The task. Filter the listing and keep only the lines with the word "have".

Recorded data.
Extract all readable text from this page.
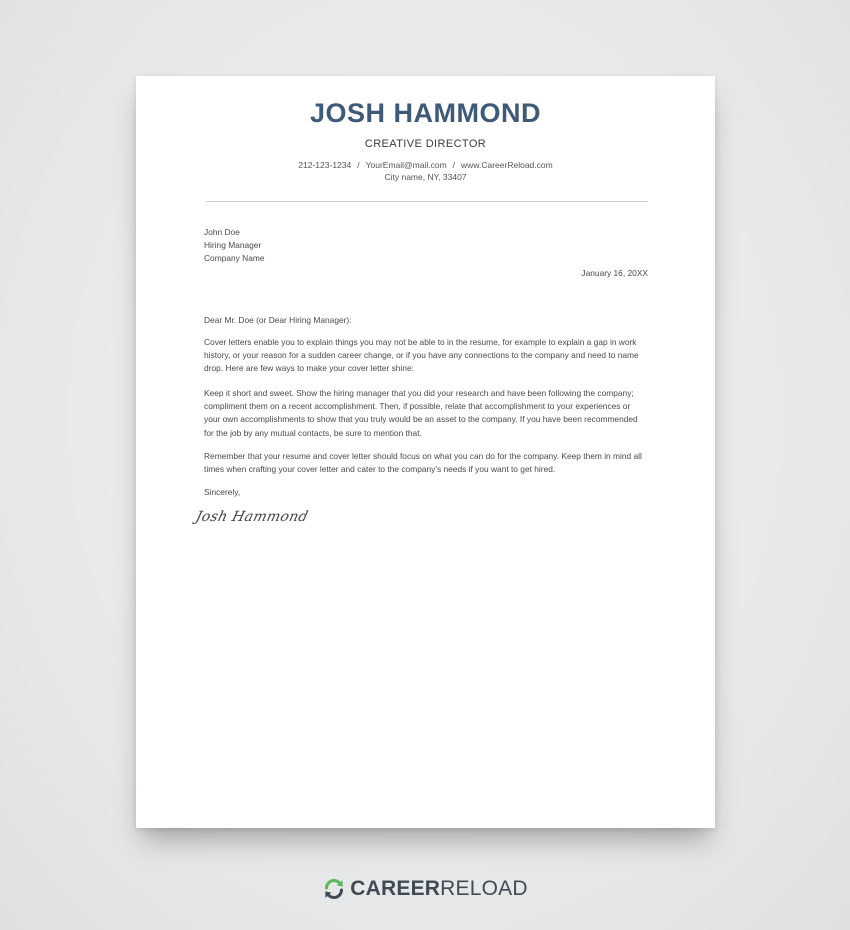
JOSH HAMMOND
CREATIVE DIRECTOR
212-123-1234 / YourEmail@mail.com / www.CareerReload.com
City name, NY, 33407
John Doe
Hiring Manager
Company Name
January 16, 20XX
Dear Mr. Doe (or Dear Hiring Manager):
Cover letters enable you to explain things you may not be able to in the resume, for example to explain a gap in work history, or your reason for a sudden career change, or if you have any connections to the company and need to name drop. Here are few ways to make your cover letter shine:
Keep it short and sweet. Show the hiring manager that you did your research and have been following the company; compliment them on a recent accomplishment. Then, if possible, relate that accomplishment to your experiences or your own accomplishments to show that you truly would be an asset to the company. If you have been recommended for the job by any mutual contacts, be sure to mention that.
Remember that your resume and cover letter should focus on what you can do for the company. Keep them in mind all times when crafting your cover letter and cater to the company's needs if you want to get hired.
Sincerely,
Josh Hammond
CAREERRELOAD
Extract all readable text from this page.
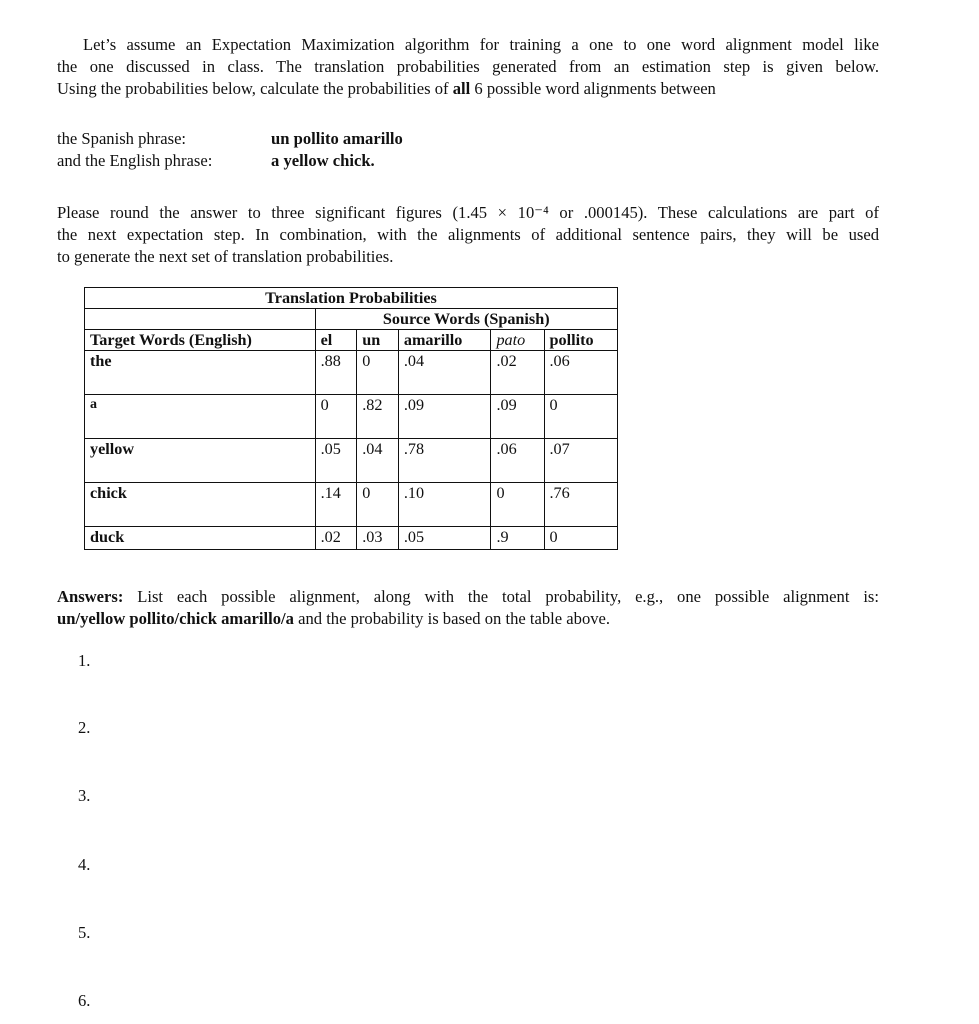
Let’s assume an Expectation Maximization algorithm for training a one to one word alignment model like
the one discussed in class. The translation probabilities generated from an estimation step is given below.
Using the probabilities below, calculate the probabilities of all 6 possible word alignments between
the Spanish phrase:	un pollito amarillo
and the English phrase:	a yellow chick.
Please round the answer to three significant figures (1.45 × 10⁻⁴ or .000145). These calculations are part of
the next expectation step. In combination, with the alignments of additional sentence pairs, they will be used
to generate the next set of translation probabilities.
Translation Probabilities					
	Source Words (Spanish)				
Target Words (English)	el	un	amarillo	pato	pollito
the	.88	0	.04	.02	.06
a	0	.82	.09	.09	0
yellow	.05	.04	.78	.06	.07
chick	.14	0	.10	0	.76
duck	.02	.03	.05	.9	0
Answers: List each possible alignment, along with the total probability, e.g., one possible alignment is:
un/yellow pollito/chick amarillo/a and the probability is based on the table above.
1.
2.
3.
4.
5.
6.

Exercise result.
Cover letters enable you to explain things you may not be able to in the resume, for example to explain a gap in work history, or your reason for a sudden career change, or if you have any connections to the company and need to name drop. Here are few ways to make your cover letter shine:
Keep it short and sweet. Show the hiring manager that you did your research and have been following the company; compliment them on a recent accomplishment. Then, if possible, relate that accomplishment to your experiences or your own accomplishments to show that you truly would be an asset to the company. If you have been recommended for the job by any mutual contacts, be sure to mention that.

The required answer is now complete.